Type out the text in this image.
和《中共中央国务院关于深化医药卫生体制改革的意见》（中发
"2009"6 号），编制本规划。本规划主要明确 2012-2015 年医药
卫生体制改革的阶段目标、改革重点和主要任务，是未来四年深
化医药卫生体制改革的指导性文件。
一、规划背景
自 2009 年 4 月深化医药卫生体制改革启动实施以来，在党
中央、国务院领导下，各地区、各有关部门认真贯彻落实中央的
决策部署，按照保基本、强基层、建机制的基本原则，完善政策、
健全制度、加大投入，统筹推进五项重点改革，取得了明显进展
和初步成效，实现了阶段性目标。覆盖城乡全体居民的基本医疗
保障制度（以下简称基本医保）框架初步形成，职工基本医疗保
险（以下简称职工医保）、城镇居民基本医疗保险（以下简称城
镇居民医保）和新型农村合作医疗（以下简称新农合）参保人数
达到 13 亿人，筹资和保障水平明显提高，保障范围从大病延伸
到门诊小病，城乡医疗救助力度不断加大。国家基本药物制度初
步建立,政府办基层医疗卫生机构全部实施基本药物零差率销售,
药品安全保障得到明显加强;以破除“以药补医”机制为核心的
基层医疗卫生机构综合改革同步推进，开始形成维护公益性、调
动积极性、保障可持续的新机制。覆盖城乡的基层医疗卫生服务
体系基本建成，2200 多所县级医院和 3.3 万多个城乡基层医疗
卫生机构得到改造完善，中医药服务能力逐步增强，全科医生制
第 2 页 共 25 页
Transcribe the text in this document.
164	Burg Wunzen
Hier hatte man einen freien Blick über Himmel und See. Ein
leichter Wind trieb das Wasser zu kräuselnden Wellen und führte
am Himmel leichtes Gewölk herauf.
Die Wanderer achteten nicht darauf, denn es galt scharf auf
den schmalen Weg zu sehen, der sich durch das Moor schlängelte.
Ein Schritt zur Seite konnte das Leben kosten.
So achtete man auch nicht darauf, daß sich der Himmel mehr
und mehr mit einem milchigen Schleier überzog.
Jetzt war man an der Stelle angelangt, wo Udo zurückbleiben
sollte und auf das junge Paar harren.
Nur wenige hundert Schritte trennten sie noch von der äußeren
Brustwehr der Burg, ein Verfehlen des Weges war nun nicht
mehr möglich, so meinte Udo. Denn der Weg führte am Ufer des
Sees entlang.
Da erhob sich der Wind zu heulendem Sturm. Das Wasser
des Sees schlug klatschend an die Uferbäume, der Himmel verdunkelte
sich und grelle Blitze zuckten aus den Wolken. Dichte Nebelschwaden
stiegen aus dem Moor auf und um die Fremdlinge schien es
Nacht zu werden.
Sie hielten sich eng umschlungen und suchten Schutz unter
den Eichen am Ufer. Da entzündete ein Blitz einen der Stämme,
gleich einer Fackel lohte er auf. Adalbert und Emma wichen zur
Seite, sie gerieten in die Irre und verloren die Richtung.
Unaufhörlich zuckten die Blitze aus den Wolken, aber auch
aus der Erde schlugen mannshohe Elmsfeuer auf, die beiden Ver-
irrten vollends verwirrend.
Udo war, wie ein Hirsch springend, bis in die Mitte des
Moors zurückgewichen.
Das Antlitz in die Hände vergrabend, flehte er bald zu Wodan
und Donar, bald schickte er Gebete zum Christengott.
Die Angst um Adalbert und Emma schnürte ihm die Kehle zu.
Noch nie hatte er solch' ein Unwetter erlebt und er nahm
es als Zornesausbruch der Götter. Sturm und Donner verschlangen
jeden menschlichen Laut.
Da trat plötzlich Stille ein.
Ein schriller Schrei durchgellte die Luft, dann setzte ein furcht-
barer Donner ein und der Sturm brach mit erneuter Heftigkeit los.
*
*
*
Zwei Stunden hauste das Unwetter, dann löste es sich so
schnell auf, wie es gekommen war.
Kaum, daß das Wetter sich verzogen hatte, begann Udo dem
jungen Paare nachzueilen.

........

The records above should all be quoted exactly, please.

Type out the text in this image.
和《中共中央国务院关于深化医药卫生体制改革的意见》（中发
"2009"6 号），编制本规划。本规划主要明确 2012-2015 年医药
卫生体制改革的阶段目标、改革重点和主要任务，是未来四年深
化医药卫生体制改革的指导性文件。
一、规划背景
自 2009 年 4 月深化医药卫生体制改革启动实施以来，在党
中央、国务院领导下，各地区、各有关部门认真贯彻落实中央的
决策部署，按照保基本、强基层、建机制的基本原则，完善政策、
健全制度、加大投入，统筹推进五项重点改革，取得了明显进展
和初步成效，实现了阶段性目标。覆盖城乡全体居民的基本医疗
保障制度（以下简称基本医保）框架初步形成，职工基本医疗保
险（以下简称职工医保）、城镇居民基本医疗保险（以下简称城
镇居民医保）和新型农村合作医疗（以下简称新农合）参保人数
达到 13 亿人，筹资和保障水平明显提高，保障范围从大病延伸
到门诊小病，城乡医疗救助力度不断加大。国家基本药物制度初
步建立,政府办基层医疗卫生机构全部实施基本药物零差率销售,
药品安全保障得到明显加强;以破除“以药补医”机制为核心的
基层医疗卫生机构综合改革同步推进，开始形成维护公益性、调
动积极性、保障可持续的新机制。覆盖城乡的基层医疗卫生服务
体系基本建成，2200 多所县级医院和 3.3 万多个城乡基层医疗
卫生机构得到改造完善，中医药服务能力逐步增强，全科医生制
第 2 页 共 25 页
Transcribe the text in this document.
164	Burg Wunzen
Hier hatte man einen freien Blick über Himmel und See. Ein
leichter Wind trieb das Wasser zu kräuselnden Wellen und führte
am Himmel leichtes Gewölk herauf.
Die Wanderer achteten nicht darauf, denn es galt scharf auf
den schmalen Weg zu sehen, der sich durch das Moor schlängelte.
Ein Schritt zur Seite konnte das Leben kosten.
So achtete man auch nicht darauf, daß sich der Himmel mehr
und mehr mit einem milchigen Schleier überzog.
Jetzt war man an der Stelle angelangt, wo Udo zurückbleiben
sollte und auf das junge Paar harren.
Nur wenige hundert Schritte trennten sie noch von der äußeren
Brustwehr der Burg, ein Verfehlen des Weges war nun nicht
mehr möglich, so meinte Udo. Denn der Weg führte am Ufer des
Sees entlang.
Da erhob sich der Wind zu heulendem Sturm. Das Wasser
des Sees schlug klatschend an die Uferbäume, der Himmel verdunkelte
sich und grelle Blitze zuckten aus den Wolken. Dichte Nebelschwaden
stiegen aus dem Moor auf und um die Fremdlinge schien es
Nacht zu werden.
Sie hielten sich eng umschlungen und suchten Schutz unter
den Eichen am Ufer. Da entzündete ein Blitz einen der Stämme,
gleich einer Fackel lohte er auf. Adalbert und Emma wichen zur
Seite, sie gerieten in die Irre und verloren die Richtung.
Unaufhörlich zuckten die Blitze aus den Wolken, aber auch
aus der Erde schlugen mannshohe Elmsfeuer auf, die beiden Ver-
irrten vollends verwirrend.
Udo war, wie ein Hirsch springend, bis in die Mitte des
Moors zurückgewichen.
Das Antlitz in die Hände vergrabend, flehte er bald zu Wodan
und Donar, bald schickte er Gebete zum Christengott.
Die Angst um Adalbert und Emma schnürte ihm die Kehle zu.
Noch nie hatte er solch' ein Unwetter erlebt und er nahm
es als Zornesausbruch der Götter. Sturm und Donner verschlangen
jeden menschlichen Laut.
Da trat plötzlich Stille ein.
Ein schriller Schrei durchgellte die Luft, dann setzte ein furcht-
barer Donner ein und der Sturm brach mit erneuter Heftigkeit los.
*
*
*
Zwei Stunden hauste das Unwetter, dann löste es sich so
schnell auf, wie es gekommen war.
Kaum, daß das Wetter sich verzogen hatte, begann Udo dem
jungen Paare nachzueilen.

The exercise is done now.